-- DATA FOR THIS EXERCISE start --

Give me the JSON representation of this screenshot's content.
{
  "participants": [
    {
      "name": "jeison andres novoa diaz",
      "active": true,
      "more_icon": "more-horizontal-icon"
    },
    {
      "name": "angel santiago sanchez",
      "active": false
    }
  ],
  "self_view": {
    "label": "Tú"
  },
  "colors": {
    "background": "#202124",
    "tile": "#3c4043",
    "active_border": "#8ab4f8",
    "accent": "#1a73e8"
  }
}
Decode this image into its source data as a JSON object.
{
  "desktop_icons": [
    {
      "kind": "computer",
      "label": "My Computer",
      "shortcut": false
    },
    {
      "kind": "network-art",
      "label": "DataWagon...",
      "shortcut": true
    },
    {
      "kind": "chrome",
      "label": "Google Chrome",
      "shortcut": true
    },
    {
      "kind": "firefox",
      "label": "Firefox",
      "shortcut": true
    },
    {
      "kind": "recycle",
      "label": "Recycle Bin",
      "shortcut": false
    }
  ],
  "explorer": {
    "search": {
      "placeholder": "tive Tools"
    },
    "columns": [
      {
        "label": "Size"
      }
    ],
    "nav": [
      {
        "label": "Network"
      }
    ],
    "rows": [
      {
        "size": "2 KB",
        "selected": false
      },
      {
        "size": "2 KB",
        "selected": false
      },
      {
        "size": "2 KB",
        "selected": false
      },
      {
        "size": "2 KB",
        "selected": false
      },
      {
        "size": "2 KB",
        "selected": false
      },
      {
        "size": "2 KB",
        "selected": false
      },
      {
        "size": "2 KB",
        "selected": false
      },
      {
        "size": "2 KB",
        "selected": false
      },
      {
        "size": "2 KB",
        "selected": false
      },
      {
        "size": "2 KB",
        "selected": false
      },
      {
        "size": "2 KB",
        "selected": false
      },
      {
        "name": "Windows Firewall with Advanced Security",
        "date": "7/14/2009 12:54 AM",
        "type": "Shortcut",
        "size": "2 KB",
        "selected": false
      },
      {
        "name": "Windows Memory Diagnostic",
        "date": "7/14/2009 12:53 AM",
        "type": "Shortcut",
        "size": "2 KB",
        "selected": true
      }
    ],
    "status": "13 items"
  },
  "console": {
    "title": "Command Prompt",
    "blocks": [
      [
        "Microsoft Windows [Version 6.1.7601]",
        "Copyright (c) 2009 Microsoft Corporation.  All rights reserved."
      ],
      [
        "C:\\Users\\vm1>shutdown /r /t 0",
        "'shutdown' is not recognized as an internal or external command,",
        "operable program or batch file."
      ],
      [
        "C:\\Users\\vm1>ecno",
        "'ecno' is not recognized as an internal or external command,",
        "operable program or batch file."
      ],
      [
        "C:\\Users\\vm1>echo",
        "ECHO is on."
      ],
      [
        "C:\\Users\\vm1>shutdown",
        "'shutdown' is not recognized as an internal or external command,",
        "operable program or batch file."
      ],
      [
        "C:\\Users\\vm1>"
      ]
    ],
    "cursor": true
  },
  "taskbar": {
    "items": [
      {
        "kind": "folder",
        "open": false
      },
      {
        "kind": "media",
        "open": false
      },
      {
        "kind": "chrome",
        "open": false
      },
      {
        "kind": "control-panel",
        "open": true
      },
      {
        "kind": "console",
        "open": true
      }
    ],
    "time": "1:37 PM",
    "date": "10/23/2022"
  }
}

-- DATA FOR THIS EXERCISE end --

* **DIRECTIONS**: In this exercise, repeat all entries exactly.

* **RESPONSE FOR THIS EXERCISE**:
Give me the JSON representation of this screenshot's content.
{
  "participants": [
    {
      "name": "jeison andres novoa diaz",
      "active": true,
      "more_icon": "more-horizontal-icon"
    },
    {
      "name": "angel santiago sanchez",
      "active": false
    }
  ],
  "self_view": {
    "label": "Tú"
  },
  "colors": {
    "background": "#202124",
    "tile": "#3c4043",
    "active_border": "#8ab4f8",
    "accent": "#1a73e8"
  }
}
Decode this image into its source data as a JSON object.
{
  "desktop_icons": [
    {
      "kind": "computer",
      "label": "My Computer",
      "shortcut": false
    },
    {
      "kind": "network-art",
      "label": "DataWagon...",
      "shortcut": true
    },
    {
      "kind": "chrome",
      "label": "Google Chrome",
      "shortcut": true
    },
    {
      "kind": "firefox",
      "label": "Firefox",
      "shortcut": true
    },
    {
      "kind": "recycle",
      "label": "Recycle Bin",
      "shortcut": false
    }
  ],
  "explorer": {
    "search": {
      "placeholder": "tive Tools"
    },
    "columns": [
      {
        "label": "Size"
      }
    ],
    "nav": [
      {
        "label": "Network"
      }
    ],
    "rows": [
      {
        "size": "2 KB",
        "selected": false
      },
      {
        "size": "2 KB",
        "selected": false
      },
      {
        "size": "2 KB",
        "selected": false
      },
      {
        "size": "2 KB",
        "selected": false
      },
      {
        "size": "2 KB",
        "selected": false
      },
      {
        "size": "2 KB",
        "selected": false
      },
      {
        "size": "2 KB",
        "selected": false
      },
      {
        "size": "2 KB",
        "selected": false
      },
      {
        "size": "2 KB",
        "selected": false
      },
      {
        "size": "2 KB",
        "selected": false
      },
      {
        "size": "2 KB",
        "selected": false
      },
      {
        "name": "Windows Firewall with Advanced Security",
        "date": "7/14/2009 12:54 AM",
        "type": "Shortcut",
        "size": "2 KB",
        "selected": false
      },
      {
        "name": "Windows Memory Diagnostic",
        "date": "7/14/2009 12:53 AM",
        "type": "Shortcut",
        "size": "2 KB",
        "selected": true
      }
    ],
    "status": "13 items"
  },
  "console": {
    "title": "Command Prompt",
    "blocks": [
      [
        "Microsoft Windows [Version 6.1.7601]",
        "Copyright (c) 2009 Microsoft Corporation.  All rights reserved."
      ],
      [
        "C:\\Users\\vm1>shutdown /r /t 0",
        "'shutdown' is not recognized as an internal or external command,",
        "operable program or batch file."
      ],
      [
        "C:\\Users\\vm1>ecno",
        "'ecno' is not recognized as an internal or external command,",
        "operable program or batch file."
      ],
      [
        "C:\\Users\\vm1>echo",
        "ECHO is on."
      ],
      [
        "C:\\Users\\vm1>shutdown",
        "'shutdown' is not recognized as an internal or external command,",
        "operable program or batch file."
      ],
      [
        "C:\\Users\\vm1>"
      ]
    ],
    "cursor": true
  },
  "taskbar": {
    "items": [
      {
        "kind": "folder",
        "open": false
      },
      {
        "kind": "media",
        "open": false
      },
      {
        "kind": "chrome",
        "open": false
      },
      {
        "kind": "control-panel",
        "open": true
      },
      {
        "kind": "console",
        "open": true
      }
    ],
    "time": "1:37 PM",
    "date": "10/23/2022"
  }
}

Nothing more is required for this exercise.